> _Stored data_
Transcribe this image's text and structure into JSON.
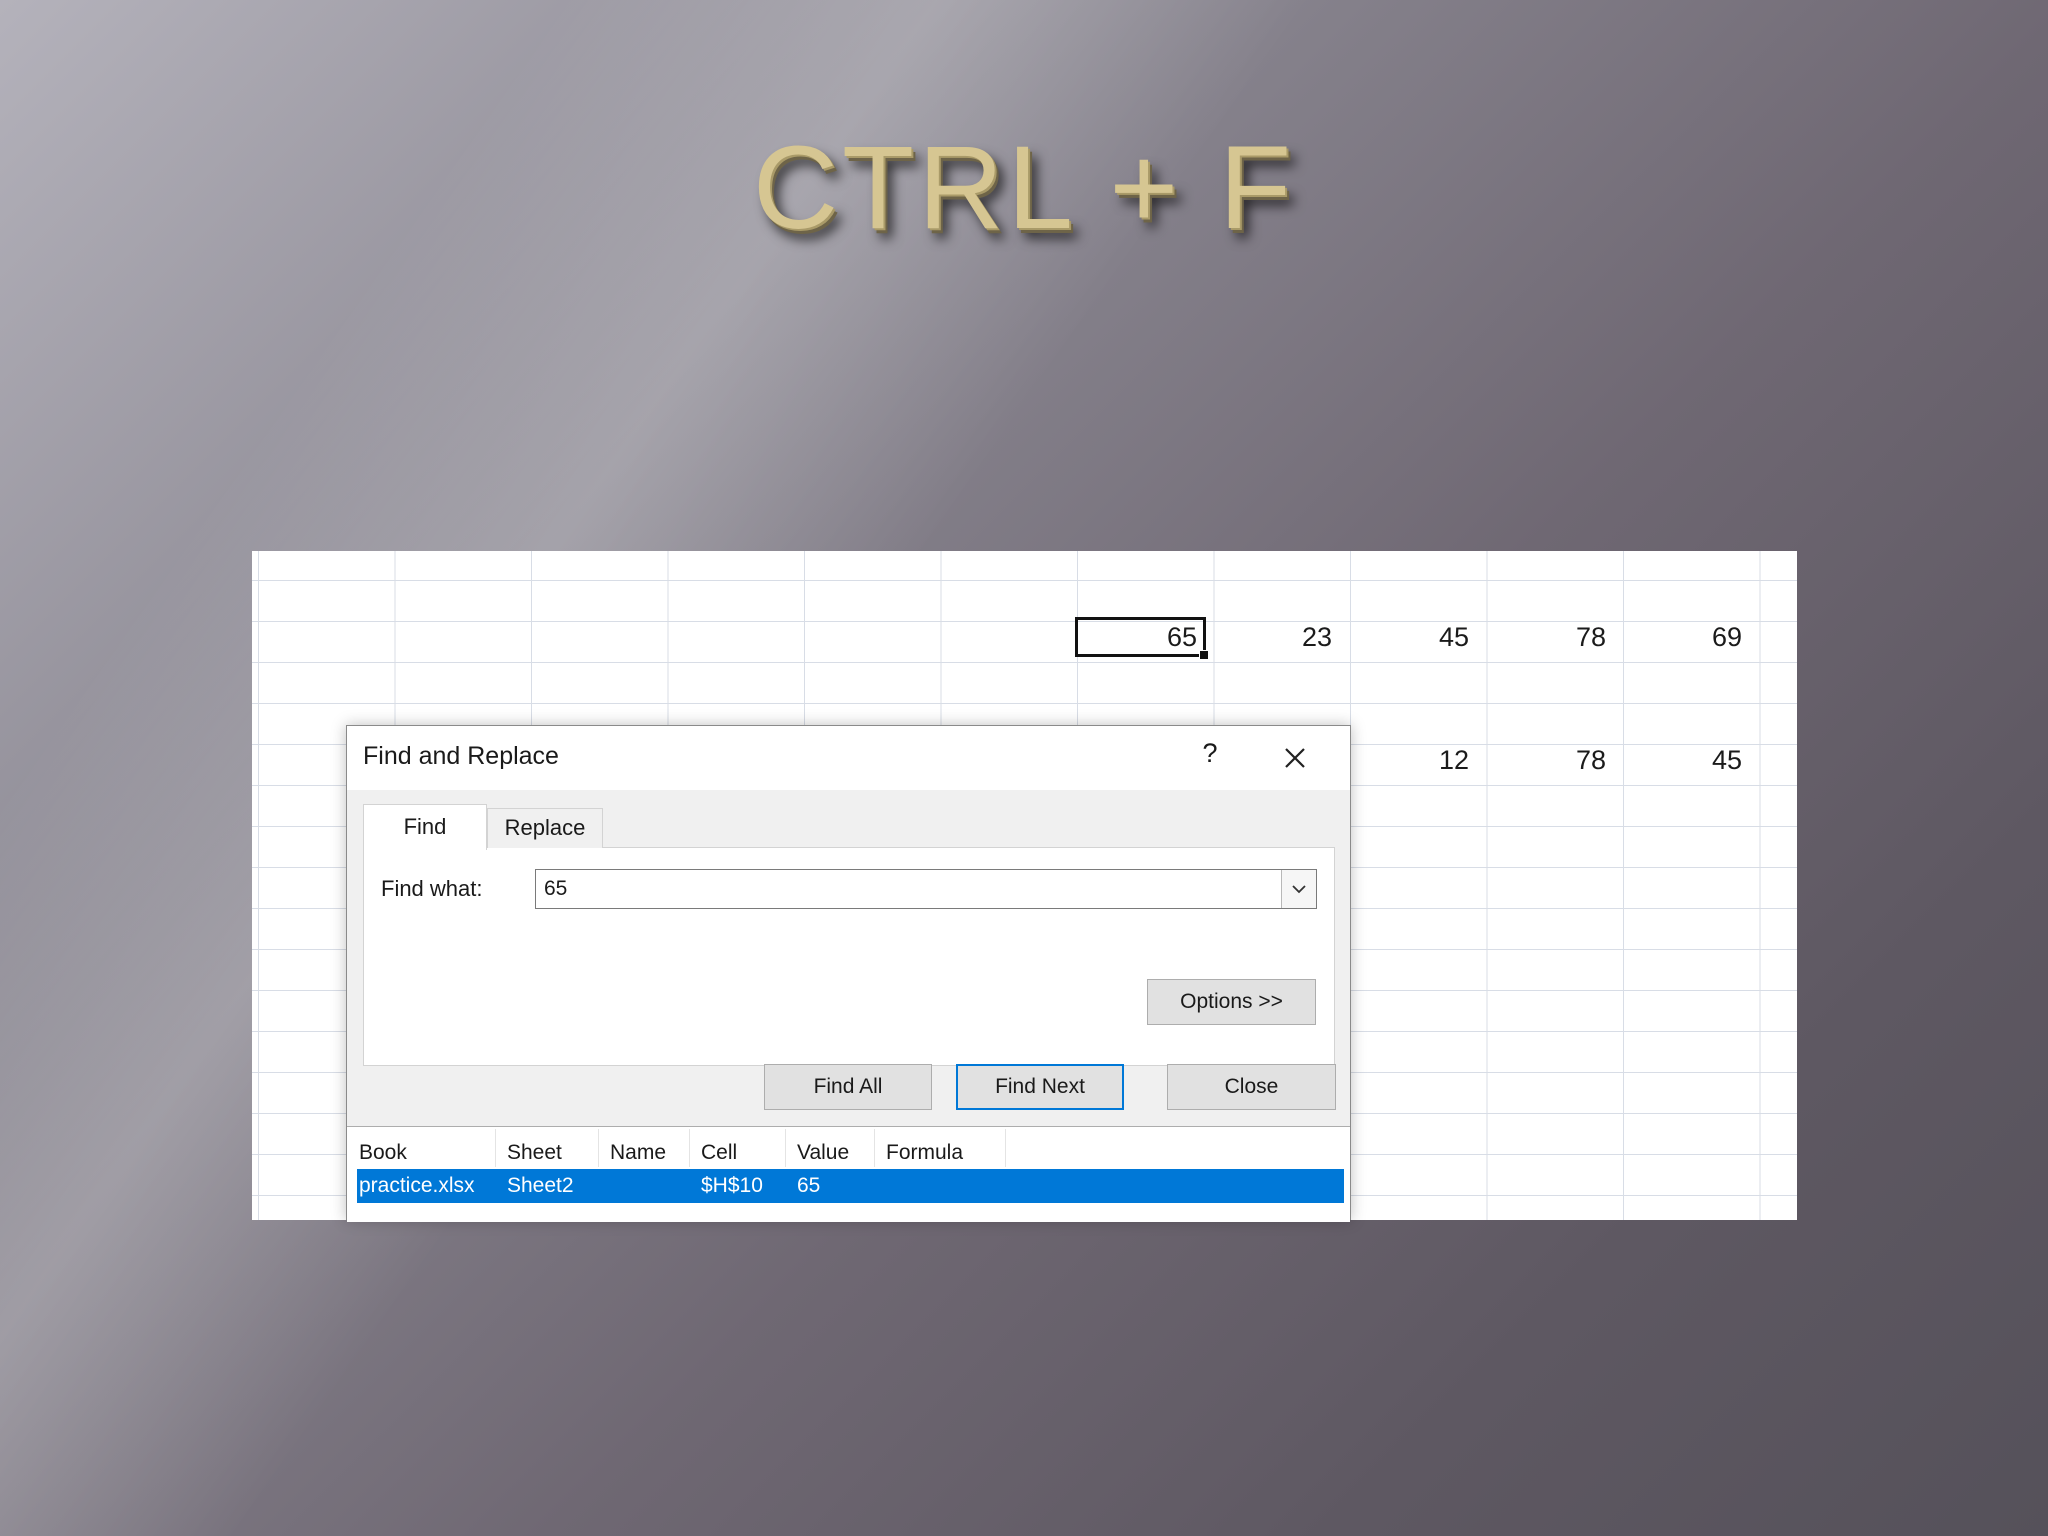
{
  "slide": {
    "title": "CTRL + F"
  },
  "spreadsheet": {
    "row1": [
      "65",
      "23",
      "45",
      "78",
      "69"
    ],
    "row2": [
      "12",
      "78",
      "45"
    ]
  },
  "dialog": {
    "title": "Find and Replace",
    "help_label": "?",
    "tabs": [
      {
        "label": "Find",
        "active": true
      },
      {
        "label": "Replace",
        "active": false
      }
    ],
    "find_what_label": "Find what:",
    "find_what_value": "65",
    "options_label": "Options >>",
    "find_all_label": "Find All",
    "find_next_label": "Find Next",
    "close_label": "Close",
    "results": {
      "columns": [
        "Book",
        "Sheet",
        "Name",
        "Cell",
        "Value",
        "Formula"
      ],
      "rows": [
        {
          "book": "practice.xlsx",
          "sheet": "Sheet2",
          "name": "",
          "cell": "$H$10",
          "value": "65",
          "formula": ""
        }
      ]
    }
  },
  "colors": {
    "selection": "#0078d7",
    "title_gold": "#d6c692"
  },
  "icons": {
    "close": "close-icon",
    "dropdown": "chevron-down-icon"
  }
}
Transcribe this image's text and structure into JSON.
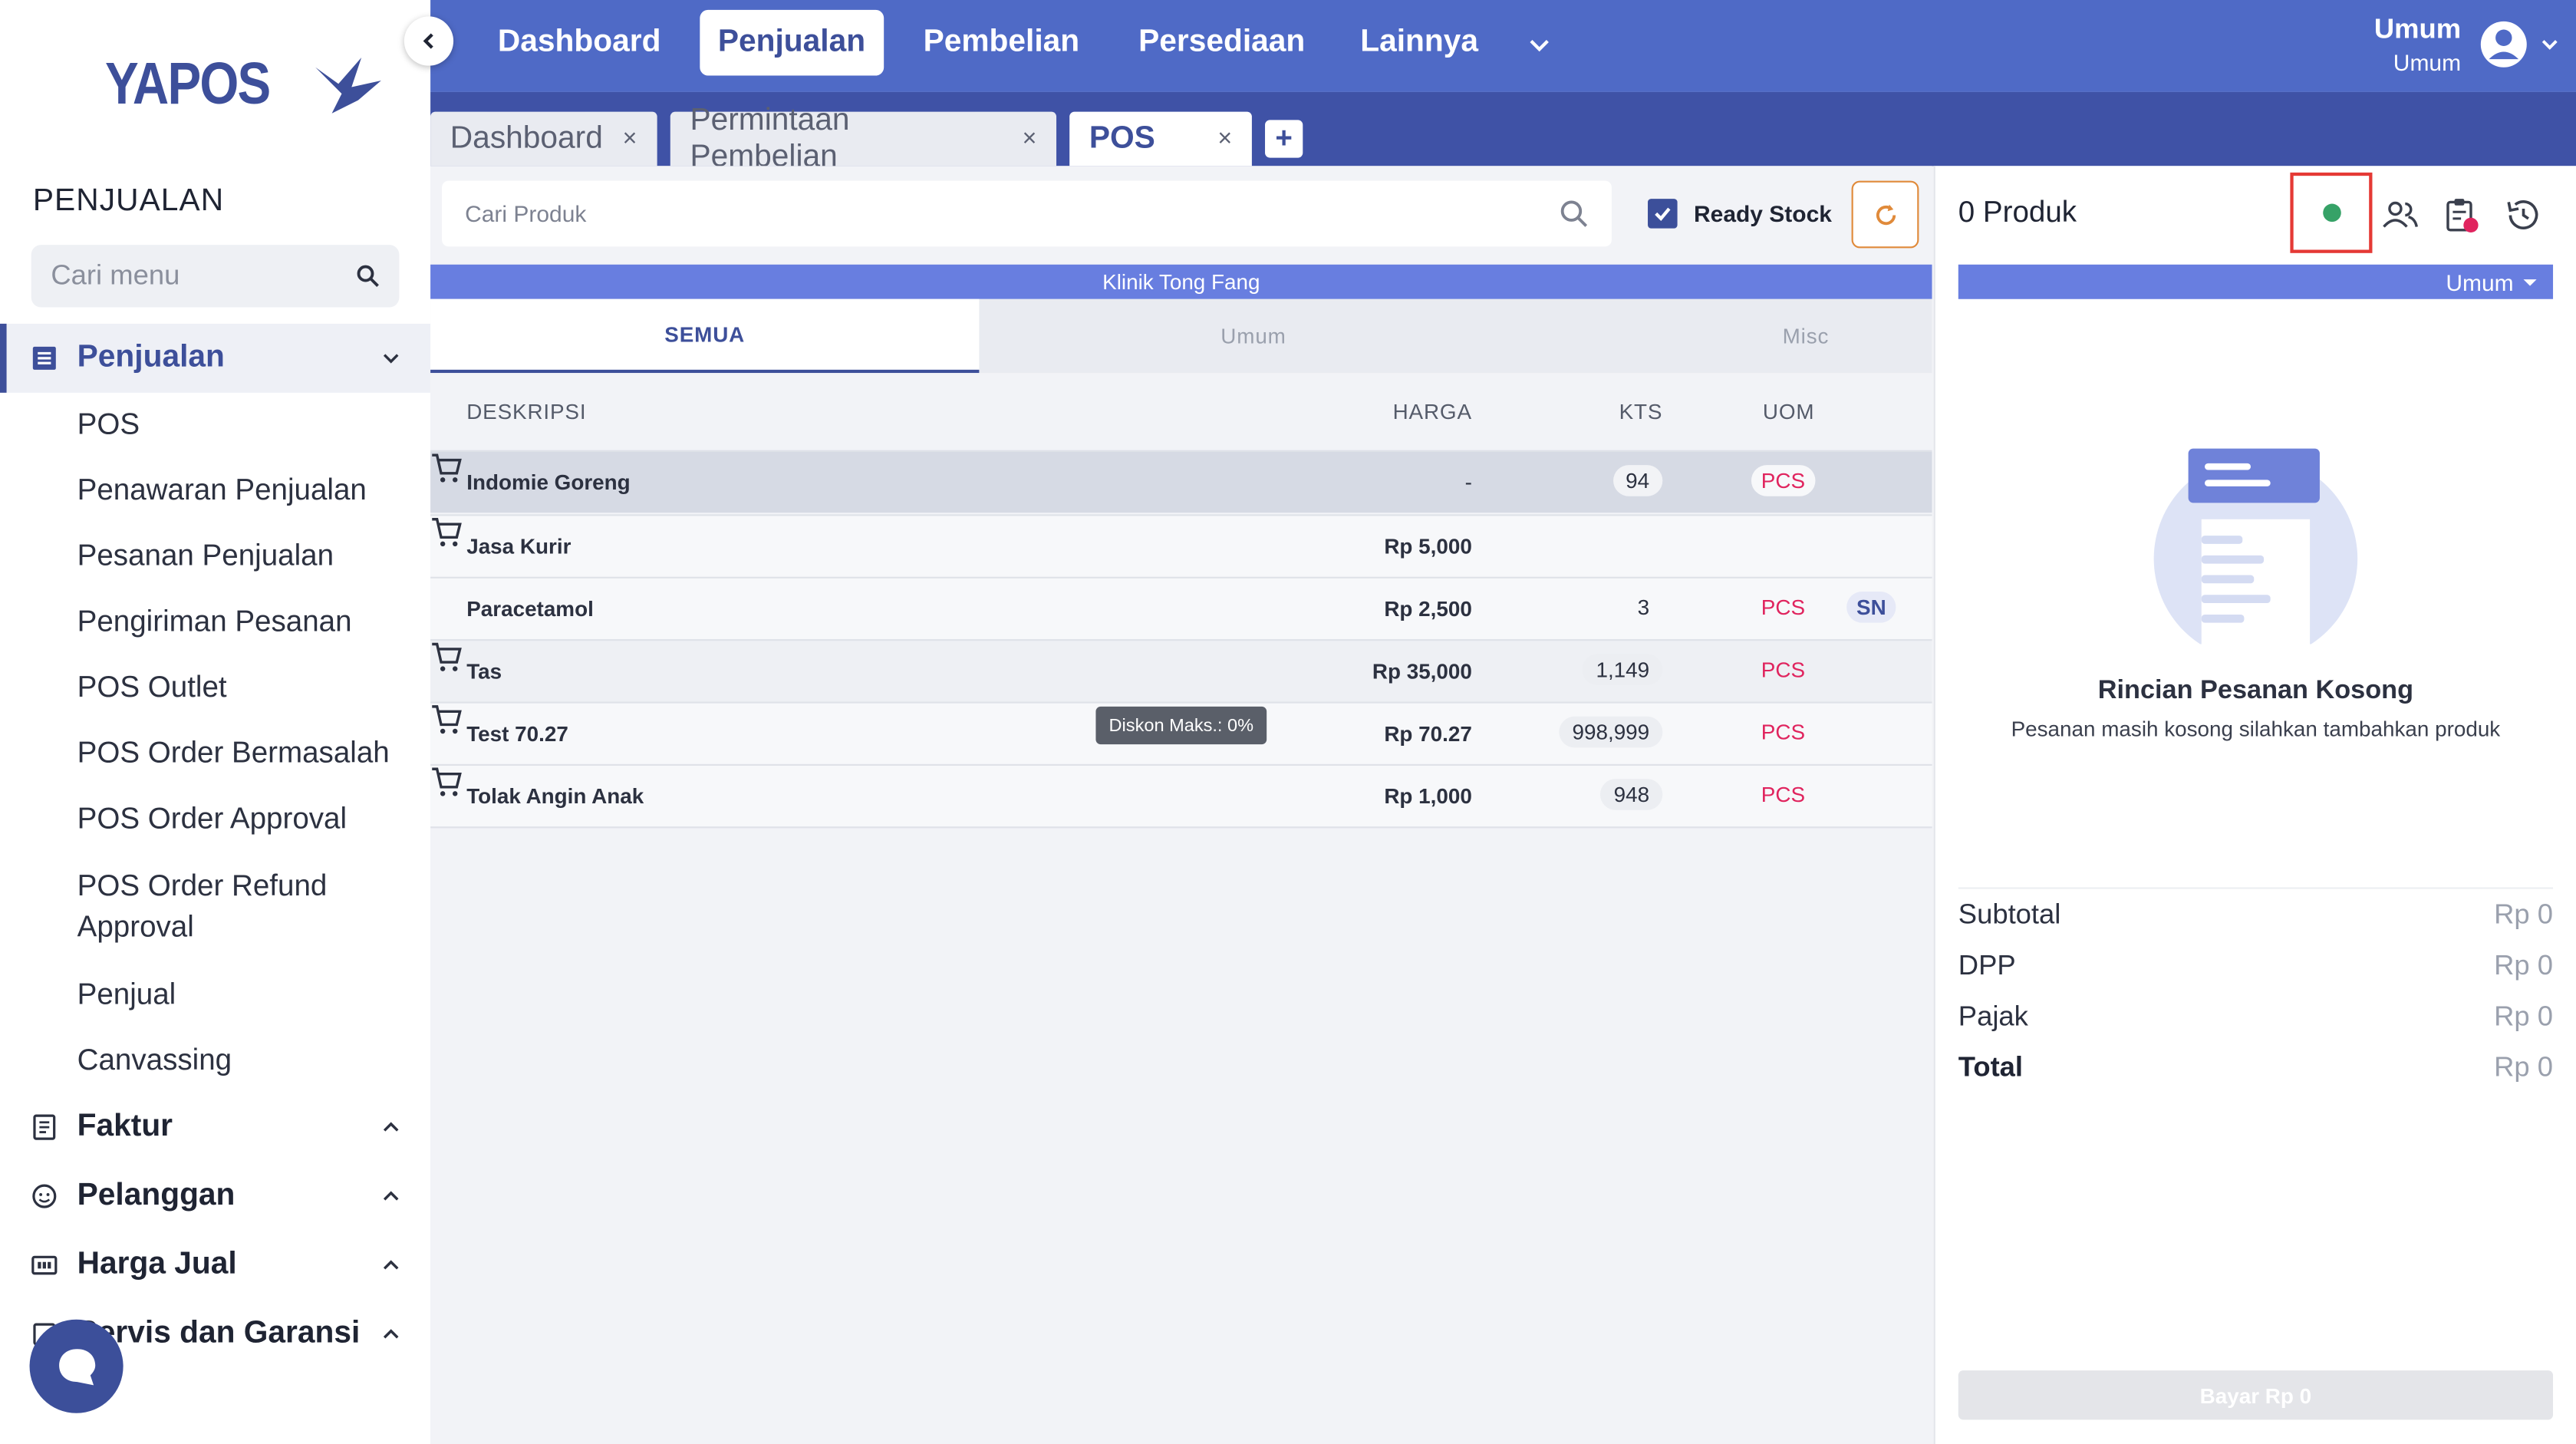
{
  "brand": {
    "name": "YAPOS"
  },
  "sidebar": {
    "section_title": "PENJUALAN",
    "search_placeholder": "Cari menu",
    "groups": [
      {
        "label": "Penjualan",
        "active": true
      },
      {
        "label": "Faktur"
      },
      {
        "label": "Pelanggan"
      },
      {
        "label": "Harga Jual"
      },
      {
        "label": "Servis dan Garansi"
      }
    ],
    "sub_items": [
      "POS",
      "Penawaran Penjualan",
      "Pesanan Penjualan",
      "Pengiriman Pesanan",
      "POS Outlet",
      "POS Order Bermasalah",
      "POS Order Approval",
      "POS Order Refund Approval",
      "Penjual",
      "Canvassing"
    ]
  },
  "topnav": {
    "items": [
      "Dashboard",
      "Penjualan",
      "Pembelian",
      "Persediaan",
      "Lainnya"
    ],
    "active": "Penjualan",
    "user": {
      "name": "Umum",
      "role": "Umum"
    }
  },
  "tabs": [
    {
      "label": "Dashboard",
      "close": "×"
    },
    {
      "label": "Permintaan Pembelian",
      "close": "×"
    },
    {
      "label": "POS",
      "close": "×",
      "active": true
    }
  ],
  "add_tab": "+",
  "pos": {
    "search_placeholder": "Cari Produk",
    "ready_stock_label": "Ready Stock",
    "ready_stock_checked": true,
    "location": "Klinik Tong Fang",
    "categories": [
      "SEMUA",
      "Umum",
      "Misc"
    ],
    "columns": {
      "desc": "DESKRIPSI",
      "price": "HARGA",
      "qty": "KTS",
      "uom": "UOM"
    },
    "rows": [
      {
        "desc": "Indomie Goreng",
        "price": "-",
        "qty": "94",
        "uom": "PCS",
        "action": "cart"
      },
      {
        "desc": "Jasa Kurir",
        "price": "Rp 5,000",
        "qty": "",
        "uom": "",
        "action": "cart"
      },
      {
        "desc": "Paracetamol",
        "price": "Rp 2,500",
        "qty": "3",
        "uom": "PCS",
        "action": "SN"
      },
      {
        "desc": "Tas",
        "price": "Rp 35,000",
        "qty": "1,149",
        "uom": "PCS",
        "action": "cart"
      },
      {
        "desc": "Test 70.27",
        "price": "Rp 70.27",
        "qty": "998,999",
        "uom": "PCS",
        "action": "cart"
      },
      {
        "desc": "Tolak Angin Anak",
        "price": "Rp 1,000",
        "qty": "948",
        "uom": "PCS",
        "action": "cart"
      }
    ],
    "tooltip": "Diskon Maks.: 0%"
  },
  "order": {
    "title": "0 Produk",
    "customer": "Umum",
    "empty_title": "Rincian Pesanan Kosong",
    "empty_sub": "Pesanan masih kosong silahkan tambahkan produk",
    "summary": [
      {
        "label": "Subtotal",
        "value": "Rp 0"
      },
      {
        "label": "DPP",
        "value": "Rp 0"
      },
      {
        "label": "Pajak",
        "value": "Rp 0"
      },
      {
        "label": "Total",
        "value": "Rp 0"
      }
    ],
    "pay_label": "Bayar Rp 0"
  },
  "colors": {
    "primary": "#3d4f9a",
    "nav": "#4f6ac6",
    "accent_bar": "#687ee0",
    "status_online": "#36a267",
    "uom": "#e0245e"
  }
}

> _WORK TO BE COMPLETED_
Every line of the material is to be quoted exactly, with no pictures carried over.

> _REPLY TO THE TASK_
Transcribe this image's text and structure into JSON.
{
  "slide": {
    "title": "CTRL + F"
  },
  "spreadsheet": {
    "row1": [
      "65",
      "23",
      "45",
      "78",
      "69"
    ],
    "row2": [
      "12",
      "78",
      "45"
    ]
  },
  "dialog": {
    "title": "Find and Replace",
    "help_label": "?",
    "tabs": [
      {
        "label": "Find",
        "active": true
      },
      {
        "label": "Replace",
        "active": false
      }
    ],
    "find_what_label": "Find what:",
    "find_what_value": "65",
    "options_label": "Options >>",
    "find_all_label": "Find All",
    "find_next_label": "Find Next",
    "close_label": "Close",
    "results": {
      "columns": [
        "Book",
        "Sheet",
        "Name",
        "Cell",
        "Value",
        "Formula"
      ],
      "rows": [
        {
          "book": "practice.xlsx",
          "sheet": "Sheet2",
          "name": "",
          "cell": "$H$10",
          "value": "65",
          "formula": ""
        }
      ]
    }
  },
  "colors": {
    "selection": "#0078d7",
    "title_gold": "#d6c692"
  },
  "icons": {
    "close": "close-icon",
    "dropdown": "chevron-down-icon"
  }
}
Transcribe this image's text and structure into JSON.
{
  "brand": {
    "name": "YAPOS"
  },
  "sidebar": {
    "section_title": "PENJUALAN",
    "search_placeholder": "Cari menu",
    "groups": [
      {
        "label": "Penjualan",
        "active": true
      },
      {
        "label": "Faktur"
      },
      {
        "label": "Pelanggan"
      },
      {
        "label": "Harga Jual"
      },
      {
        "label": "Servis dan Garansi"
      }
    ],
    "sub_items": [
      "POS",
      "Penawaran Penjualan",
      "Pesanan Penjualan",
      "Pengiriman Pesanan",
      "POS Outlet",
      "POS Order Bermasalah",
      "POS Order Approval",
      "POS Order Refund Approval",
      "Penjual",
      "Canvassing"
    ]
  },
  "topnav": {
    "items": [
      "Dashboard",
      "Penjualan",
      "Pembelian",
      "Persediaan",
      "Lainnya"
    ],
    "active": "Penjualan",
    "user": {
      "name": "Umum",
      "role": "Umum"
    }
  },
  "tabs": [
    {
      "label": "Dashboard",
      "close": "×"
    },
    {
      "label": "Permintaan Pembelian",
      "close": "×"
    },
    {
      "label": "POS",
      "close": "×",
      "active": true
    }
  ],
  "add_tab": "+",
  "pos": {
    "search_placeholder": "Cari Produk",
    "ready_stock_label": "Ready Stock",
    "ready_stock_checked": true,
    "location": "Klinik Tong Fang",
    "categories": [
      "SEMUA",
      "Umum",
      "Misc"
    ],
    "columns": {
      "desc": "DESKRIPSI",
      "price": "HARGA",
      "qty": "KTS",
      "uom": "UOM"
    },
    "rows": [
      {
        "desc": "Indomie Goreng",
        "price": "-",
        "qty": "94",
        "uom": "PCS",
        "action": "cart"
      },
      {
        "desc": "Jasa Kurir",
        "price": "Rp 5,000",
        "qty": "",
        "uom": "",
        "action": "cart"
      },
      {
        "desc": "Paracetamol",
        "price": "Rp 2,500",
        "qty": "3",
        "uom": "PCS",
        "action": "SN"
      },
      {
        "desc": "Tas",
        "price": "Rp 35,000",
        "qty": "1,149",
        "uom": "PCS",
        "action": "cart"
      },
      {
        "desc": "Test 70.27",
        "price": "Rp 70.27",
        "qty": "998,999",
        "uom": "PCS",
        "action": "cart"
      },
      {
        "desc": "Tolak Angin Anak",
        "price": "Rp 1,000",
        "qty": "948",
        "uom": "PCS",
        "action": "cart"
      }
    ],
    "tooltip": "Diskon Maks.: 0%"
  },
  "order": {
    "title": "0 Produk",
    "customer": "Umum",
    "empty_title": "Rincian Pesanan Kosong",
    "empty_sub": "Pesanan masih kosong silahkan tambahkan produk",
    "summary": [
      {
        "label": "Subtotal",
        "value": "Rp 0"
      },
      {
        "label": "DPP",
        "value": "Rp 0"
      },
      {
        "label": "Pajak",
        "value": "Rp 0"
      },
      {
        "label": "Total",
        "value": "Rp 0"
      }
    ],
    "pay_label": "Bayar Rp 0"
  },
  "colors": {
    "primary": "#3d4f9a",
    "nav": "#4f6ac6",
    "accent_bar": "#687ee0",
    "status_online": "#36a267",
    "uom": "#e0245e"
  }
}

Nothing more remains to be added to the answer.